- Set problem -
Of the lines in the records that follow, how many include the word "ylabel"? Answer with a bare number.

- Figure collection entries -
>> Begin

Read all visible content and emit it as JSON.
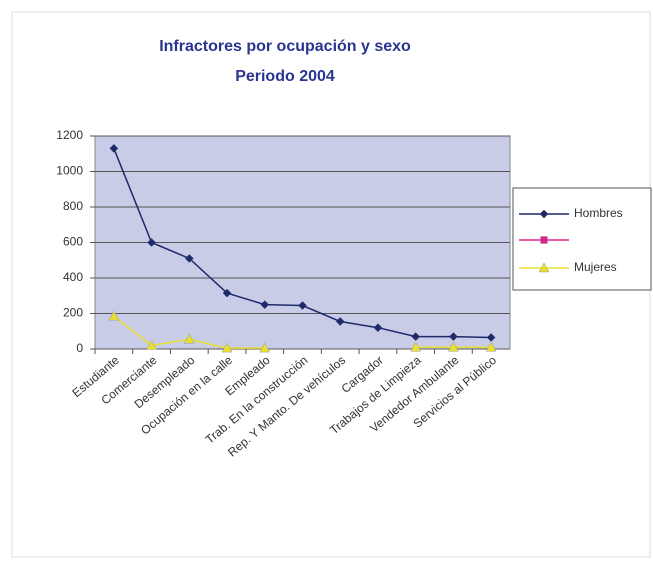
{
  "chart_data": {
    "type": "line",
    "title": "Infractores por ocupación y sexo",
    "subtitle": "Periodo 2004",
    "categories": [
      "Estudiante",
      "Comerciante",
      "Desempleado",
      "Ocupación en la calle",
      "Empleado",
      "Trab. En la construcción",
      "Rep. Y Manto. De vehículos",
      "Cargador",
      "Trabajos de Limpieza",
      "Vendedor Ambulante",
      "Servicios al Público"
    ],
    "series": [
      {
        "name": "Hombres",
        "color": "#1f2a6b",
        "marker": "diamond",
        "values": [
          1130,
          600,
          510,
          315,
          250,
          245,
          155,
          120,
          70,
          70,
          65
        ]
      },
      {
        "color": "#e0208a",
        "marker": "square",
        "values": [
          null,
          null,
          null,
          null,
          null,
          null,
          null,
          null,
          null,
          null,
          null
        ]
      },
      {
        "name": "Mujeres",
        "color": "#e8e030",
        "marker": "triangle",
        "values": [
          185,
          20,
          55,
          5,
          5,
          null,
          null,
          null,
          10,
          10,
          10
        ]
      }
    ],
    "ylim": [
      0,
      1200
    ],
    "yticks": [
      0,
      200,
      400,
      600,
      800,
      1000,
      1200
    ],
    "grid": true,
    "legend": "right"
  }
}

>> End
>> Begin

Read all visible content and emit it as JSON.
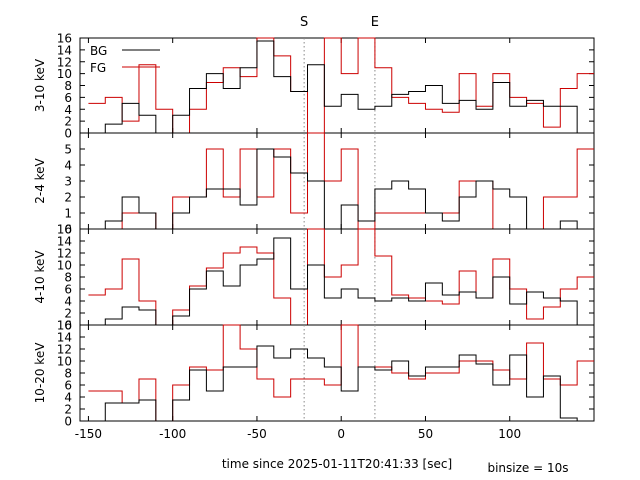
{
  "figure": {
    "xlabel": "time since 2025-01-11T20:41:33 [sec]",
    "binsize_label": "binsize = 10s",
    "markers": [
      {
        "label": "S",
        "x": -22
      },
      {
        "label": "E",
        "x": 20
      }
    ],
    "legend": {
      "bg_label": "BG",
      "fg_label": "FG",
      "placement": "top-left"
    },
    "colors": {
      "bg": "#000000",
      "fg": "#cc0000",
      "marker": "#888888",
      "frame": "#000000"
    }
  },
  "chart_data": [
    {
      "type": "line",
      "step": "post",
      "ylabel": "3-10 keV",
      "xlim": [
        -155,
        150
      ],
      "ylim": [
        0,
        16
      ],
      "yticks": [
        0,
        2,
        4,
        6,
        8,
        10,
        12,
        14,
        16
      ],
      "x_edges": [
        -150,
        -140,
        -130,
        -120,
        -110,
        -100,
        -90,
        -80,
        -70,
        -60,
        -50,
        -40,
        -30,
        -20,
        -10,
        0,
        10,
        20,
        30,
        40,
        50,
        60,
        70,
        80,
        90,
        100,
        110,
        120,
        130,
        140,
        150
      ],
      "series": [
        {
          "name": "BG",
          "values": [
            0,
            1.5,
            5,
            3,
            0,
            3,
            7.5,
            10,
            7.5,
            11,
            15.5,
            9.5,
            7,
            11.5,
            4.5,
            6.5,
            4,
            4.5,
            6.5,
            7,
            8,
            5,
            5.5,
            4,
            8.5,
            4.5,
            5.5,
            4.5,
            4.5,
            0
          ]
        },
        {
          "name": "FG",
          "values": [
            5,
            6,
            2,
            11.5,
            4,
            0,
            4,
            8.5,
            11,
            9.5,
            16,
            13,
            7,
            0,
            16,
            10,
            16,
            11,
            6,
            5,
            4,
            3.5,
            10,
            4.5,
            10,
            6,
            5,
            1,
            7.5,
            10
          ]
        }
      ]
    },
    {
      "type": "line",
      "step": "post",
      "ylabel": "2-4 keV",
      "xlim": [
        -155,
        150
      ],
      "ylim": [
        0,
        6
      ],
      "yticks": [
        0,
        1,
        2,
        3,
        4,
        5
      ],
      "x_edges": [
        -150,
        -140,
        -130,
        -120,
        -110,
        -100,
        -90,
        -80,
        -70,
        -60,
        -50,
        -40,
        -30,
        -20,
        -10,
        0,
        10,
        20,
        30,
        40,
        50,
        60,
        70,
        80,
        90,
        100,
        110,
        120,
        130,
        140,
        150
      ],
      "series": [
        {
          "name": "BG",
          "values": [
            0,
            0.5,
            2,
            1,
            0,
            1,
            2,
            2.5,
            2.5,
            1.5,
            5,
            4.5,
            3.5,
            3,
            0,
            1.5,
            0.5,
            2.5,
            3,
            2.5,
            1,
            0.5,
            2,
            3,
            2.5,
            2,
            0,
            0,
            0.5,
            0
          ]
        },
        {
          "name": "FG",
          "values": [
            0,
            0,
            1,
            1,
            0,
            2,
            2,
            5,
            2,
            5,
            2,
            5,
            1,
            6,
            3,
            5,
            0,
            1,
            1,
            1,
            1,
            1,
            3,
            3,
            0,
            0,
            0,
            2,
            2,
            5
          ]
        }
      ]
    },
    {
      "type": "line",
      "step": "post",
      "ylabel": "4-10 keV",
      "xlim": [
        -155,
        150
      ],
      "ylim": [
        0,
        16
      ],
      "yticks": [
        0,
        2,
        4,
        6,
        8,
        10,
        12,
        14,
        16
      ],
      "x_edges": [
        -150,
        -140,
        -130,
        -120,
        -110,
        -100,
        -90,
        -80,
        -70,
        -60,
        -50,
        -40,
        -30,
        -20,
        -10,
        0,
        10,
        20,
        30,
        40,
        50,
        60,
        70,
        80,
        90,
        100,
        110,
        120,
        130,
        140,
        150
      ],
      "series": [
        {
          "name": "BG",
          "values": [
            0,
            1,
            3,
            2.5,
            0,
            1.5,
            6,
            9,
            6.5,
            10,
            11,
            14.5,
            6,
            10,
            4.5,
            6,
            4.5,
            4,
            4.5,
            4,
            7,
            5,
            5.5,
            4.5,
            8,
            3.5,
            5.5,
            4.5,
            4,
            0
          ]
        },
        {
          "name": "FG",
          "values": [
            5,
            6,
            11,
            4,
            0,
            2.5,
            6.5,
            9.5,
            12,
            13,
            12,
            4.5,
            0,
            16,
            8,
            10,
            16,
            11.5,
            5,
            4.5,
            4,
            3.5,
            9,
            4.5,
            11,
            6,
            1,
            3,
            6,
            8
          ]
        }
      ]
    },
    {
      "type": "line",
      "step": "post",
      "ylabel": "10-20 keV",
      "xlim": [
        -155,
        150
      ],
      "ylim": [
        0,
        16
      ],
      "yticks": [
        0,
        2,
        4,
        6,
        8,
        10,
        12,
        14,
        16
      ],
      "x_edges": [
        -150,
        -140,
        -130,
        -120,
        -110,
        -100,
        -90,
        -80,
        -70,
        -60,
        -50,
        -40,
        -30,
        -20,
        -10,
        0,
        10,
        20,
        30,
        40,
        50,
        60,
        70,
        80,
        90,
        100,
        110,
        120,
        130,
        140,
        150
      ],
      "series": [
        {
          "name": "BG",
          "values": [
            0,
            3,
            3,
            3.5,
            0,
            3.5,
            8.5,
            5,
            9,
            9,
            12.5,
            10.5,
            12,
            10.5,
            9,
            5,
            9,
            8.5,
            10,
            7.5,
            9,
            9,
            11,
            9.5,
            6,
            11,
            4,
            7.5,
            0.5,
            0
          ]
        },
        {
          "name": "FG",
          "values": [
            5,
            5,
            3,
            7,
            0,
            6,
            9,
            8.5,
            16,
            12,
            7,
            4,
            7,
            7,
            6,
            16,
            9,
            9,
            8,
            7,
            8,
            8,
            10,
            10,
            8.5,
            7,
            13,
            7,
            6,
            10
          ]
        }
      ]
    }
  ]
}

>> End

- Solution to this problem -
4